Exercise task:
Below is a block of records; repeat all of them exactly.

--- Start of Dataset rows ---

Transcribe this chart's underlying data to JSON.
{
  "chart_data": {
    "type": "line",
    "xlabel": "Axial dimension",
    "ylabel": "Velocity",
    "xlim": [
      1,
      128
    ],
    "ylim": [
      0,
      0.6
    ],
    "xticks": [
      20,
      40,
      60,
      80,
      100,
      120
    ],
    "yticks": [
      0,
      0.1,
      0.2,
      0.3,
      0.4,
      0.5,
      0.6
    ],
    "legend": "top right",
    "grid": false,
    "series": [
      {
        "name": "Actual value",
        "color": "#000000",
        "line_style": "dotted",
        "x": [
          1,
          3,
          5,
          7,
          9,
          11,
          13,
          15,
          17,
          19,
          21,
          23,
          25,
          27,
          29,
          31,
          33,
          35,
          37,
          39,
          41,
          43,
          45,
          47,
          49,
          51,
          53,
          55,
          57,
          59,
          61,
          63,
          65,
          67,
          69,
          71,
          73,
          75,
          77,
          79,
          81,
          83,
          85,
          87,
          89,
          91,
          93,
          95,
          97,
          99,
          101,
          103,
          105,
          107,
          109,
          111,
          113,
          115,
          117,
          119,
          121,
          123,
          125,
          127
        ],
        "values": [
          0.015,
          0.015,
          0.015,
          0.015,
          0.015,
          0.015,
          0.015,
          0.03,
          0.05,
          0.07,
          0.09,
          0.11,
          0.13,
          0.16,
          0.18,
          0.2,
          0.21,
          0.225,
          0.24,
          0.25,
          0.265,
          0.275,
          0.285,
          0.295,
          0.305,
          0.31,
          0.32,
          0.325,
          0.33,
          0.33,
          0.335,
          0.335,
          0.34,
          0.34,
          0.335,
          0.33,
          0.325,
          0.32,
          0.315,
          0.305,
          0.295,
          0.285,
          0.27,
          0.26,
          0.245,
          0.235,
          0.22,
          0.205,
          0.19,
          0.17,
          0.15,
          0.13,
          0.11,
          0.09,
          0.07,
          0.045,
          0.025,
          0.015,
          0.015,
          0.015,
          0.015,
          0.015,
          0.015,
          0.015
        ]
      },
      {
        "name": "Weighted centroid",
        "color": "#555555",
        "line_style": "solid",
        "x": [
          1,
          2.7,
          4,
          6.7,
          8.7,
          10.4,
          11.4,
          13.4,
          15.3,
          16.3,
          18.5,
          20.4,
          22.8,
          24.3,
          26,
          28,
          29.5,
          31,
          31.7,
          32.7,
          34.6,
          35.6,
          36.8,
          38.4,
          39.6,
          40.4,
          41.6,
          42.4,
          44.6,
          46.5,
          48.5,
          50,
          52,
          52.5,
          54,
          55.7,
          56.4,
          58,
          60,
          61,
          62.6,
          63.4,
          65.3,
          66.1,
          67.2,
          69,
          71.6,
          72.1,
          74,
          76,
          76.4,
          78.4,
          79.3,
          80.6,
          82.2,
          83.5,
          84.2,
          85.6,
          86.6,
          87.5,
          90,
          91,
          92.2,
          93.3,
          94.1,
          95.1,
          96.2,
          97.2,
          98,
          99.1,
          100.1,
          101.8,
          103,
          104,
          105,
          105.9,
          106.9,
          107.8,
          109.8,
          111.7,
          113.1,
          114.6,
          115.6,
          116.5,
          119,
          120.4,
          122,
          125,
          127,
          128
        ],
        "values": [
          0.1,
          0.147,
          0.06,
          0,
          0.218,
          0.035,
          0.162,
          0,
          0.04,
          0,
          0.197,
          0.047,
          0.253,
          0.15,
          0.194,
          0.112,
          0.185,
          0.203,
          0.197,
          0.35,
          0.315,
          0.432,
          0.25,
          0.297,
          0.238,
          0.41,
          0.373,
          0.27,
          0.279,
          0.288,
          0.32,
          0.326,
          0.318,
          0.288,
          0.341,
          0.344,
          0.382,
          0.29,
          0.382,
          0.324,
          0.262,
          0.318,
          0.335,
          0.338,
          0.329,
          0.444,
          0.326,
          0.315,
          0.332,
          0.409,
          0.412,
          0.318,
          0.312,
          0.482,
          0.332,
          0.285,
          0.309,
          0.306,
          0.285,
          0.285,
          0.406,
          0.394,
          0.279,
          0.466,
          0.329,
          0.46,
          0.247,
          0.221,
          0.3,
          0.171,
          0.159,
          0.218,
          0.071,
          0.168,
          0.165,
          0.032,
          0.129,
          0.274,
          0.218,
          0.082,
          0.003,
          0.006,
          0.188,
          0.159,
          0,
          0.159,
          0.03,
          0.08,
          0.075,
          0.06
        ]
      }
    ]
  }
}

--- End of Dataset rows ---

Full answer:
Transcribe this chart's underlying data to JSON.
{
  "chart_data": {
    "type": "line",
    "xlabel": "Axial dimension",
    "ylabel": "Velocity",
    "xlim": [
      1,
      128
    ],
    "ylim": [
      0,
      0.6
    ],
    "xticks": [
      20,
      40,
      60,
      80,
      100,
      120
    ],
    "yticks": [
      0,
      0.1,
      0.2,
      0.3,
      0.4,
      0.5,
      0.6
    ],
    "legend": "top right",
    "grid": false,
    "series": [
      {
        "name": "Actual value",
        "color": "#000000",
        "line_style": "dotted",
        "x": [
          1,
          3,
          5,
          7,
          9,
          11,
          13,
          15,
          17,
          19,
          21,
          23,
          25,
          27,
          29,
          31,
          33,
          35,
          37,
          39,
          41,
          43,
          45,
          47,
          49,
          51,
          53,
          55,
          57,
          59,
          61,
          63,
          65,
          67,
          69,
          71,
          73,
          75,
          77,
          79,
          81,
          83,
          85,
          87,
          89,
          91,
          93,
          95,
          97,
          99,
          101,
          103,
          105,
          107,
          109,
          111,
          113,
          115,
          117,
          119,
          121,
          123,
          125,
          127
        ],
        "values": [
          0.015,
          0.015,
          0.015,
          0.015,
          0.015,
          0.015,
          0.015,
          0.03,
          0.05,
          0.07,
          0.09,
          0.11,
          0.13,
          0.16,
          0.18,
          0.2,
          0.21,
          0.225,
          0.24,
          0.25,
          0.265,
          0.275,
          0.285,
          0.295,
          0.305,
          0.31,
          0.32,
          0.325,
          0.33,
          0.33,
          0.335,
          0.335,
          0.34,
          0.34,
          0.335,
          0.33,
          0.325,
          0.32,
          0.315,
          0.305,
          0.295,
          0.285,
          0.27,
          0.26,
          0.245,
          0.235,
          0.22,
          0.205,
          0.19,
          0.17,
          0.15,
          0.13,
          0.11,
          0.09,
          0.07,
          0.045,
          0.025,
          0.015,
          0.015,
          0.015,
          0.015,
          0.015,
          0.015,
          0.015
        ]
      },
      {
        "name": "Weighted centroid",
        "color": "#555555",
        "line_style": "solid",
        "x": [
          1,
          2.7,
          4,
          6.7,
          8.7,
          10.4,
          11.4,
          13.4,
          15.3,
          16.3,
          18.5,
          20.4,
          22.8,
          24.3,
          26,
          28,
          29.5,
          31,
          31.7,
          32.7,
          34.6,
          35.6,
          36.8,
          38.4,
          39.6,
          40.4,
          41.6,
          42.4,
          44.6,
          46.5,
          48.5,
          50,
          52,
          52.5,
          54,
          55.7,
          56.4,
          58,
          60,
          61,
          62.6,
          63.4,
          65.3,
          66.1,
          67.2,
          69,
          71.6,
          72.1,
          74,
          76,
          76.4,
          78.4,
          79.3,
          80.6,
          82.2,
          83.5,
          84.2,
          85.6,
          86.6,
          87.5,
          90,
          91,
          92.2,
          93.3,
          94.1,
          95.1,
          96.2,
          97.2,
          98,
          99.1,
          100.1,
          101.8,
          103,
          104,
          105,
          105.9,
          106.9,
          107.8,
          109.8,
          111.7,
          113.1,
          114.6,
          115.6,
          116.5,
          119,
          120.4,
          122,
          125,
          127,
          128
        ],
        "values": [
          0.1,
          0.147,
          0.06,
          0,
          0.218,
          0.035,
          0.162,
          0,
          0.04,
          0,
          0.197,
          0.047,
          0.253,
          0.15,
          0.194,
          0.112,
          0.185,
          0.203,
          0.197,
          0.35,
          0.315,
          0.432,
          0.25,
          0.297,
          0.238,
          0.41,
          0.373,
          0.27,
          0.279,
          0.288,
          0.32,
          0.326,
          0.318,
          0.288,
          0.341,
          0.344,
          0.382,
          0.29,
          0.382,
          0.324,
          0.262,
          0.318,
          0.335,
          0.338,
          0.329,
          0.444,
          0.326,
          0.315,
          0.332,
          0.409,
          0.412,
          0.318,
          0.312,
          0.482,
          0.332,
          0.285,
          0.309,
          0.306,
          0.285,
          0.285,
          0.406,
          0.394,
          0.279,
          0.466,
          0.329,
          0.46,
          0.247,
          0.221,
          0.3,
          0.171,
          0.159,
          0.218,
          0.071,
          0.168,
          0.165,
          0.032,
          0.129,
          0.274,
          0.218,
          0.082,
          0.003,
          0.006,
          0.188,
          0.159,
          0,
          0.159,
          0.03,
          0.08,
          0.075,
          0.06
        ]
      }
    ]
  }
}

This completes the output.